■ PROBLEM REQUIREMENTS ■
Write out every line below that includes the word "υπηρεσίες".

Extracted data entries
##############################
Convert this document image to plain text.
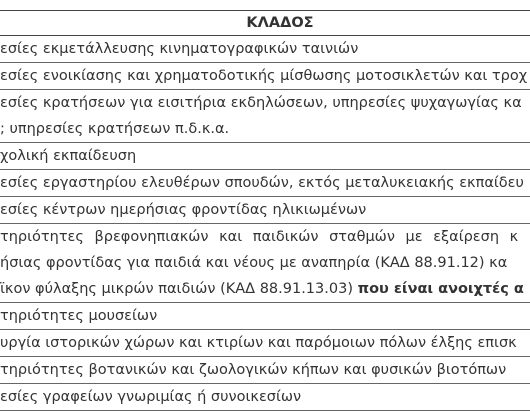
ΚΛΑΔΟΣ
εσίες εκμετάλλευσης κινηματογραφικών ταινιών
εσίες ενοικίασης και χρηματοδοτικής μίσθωσης μοτοσικλετών και τροχ
εσίες κρατήσεων για εισιτήρια εκδηλώσεων, υπηρεσίες ψυχαγωγίας κα
; υπηρεσίες κρατήσεων π.δ.κ.α.
χολική εκπαίδευση
εσίες εργαστηρίου ελευθέρων σπουδών, εκτός μεταλυκειακής εκπαίδευ
εσίες κέντρων ημερήσιας φροντίδας ηλικιωμένων
τηριότητες βρεφονηπιακών και παιδικών σταθμών με εξαίρεση κ
ήσιας φροντίδας για παιδιά και νέους με αναπηρία (ΚΑΔ 88.91.12) κα
ϊκον φύλαξης μικρών παιδιών (ΚΑΔ 88.91.13.03) που είναι ανοιχτές α
τηριότητες μουσείων
υργία ιστορικών χώρων και κτιρίων και παρόμοιων πόλων έλξης επισκ
τηριότητες βοτανικών και ζωολογικών κήπων και φυσικών βιοτόπων
εσίες γραφείων γνωριμίας ή συνοικεσίων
##############################
■ SOLUTION TO THE PROBLEM ■
εσίες κρατήσεων για εισιτήρια εκδηλώσεων, υπηρεσίες ψυχαγωγίας κα
; υπηρεσίες κρατήσεων π.δ.κ.α.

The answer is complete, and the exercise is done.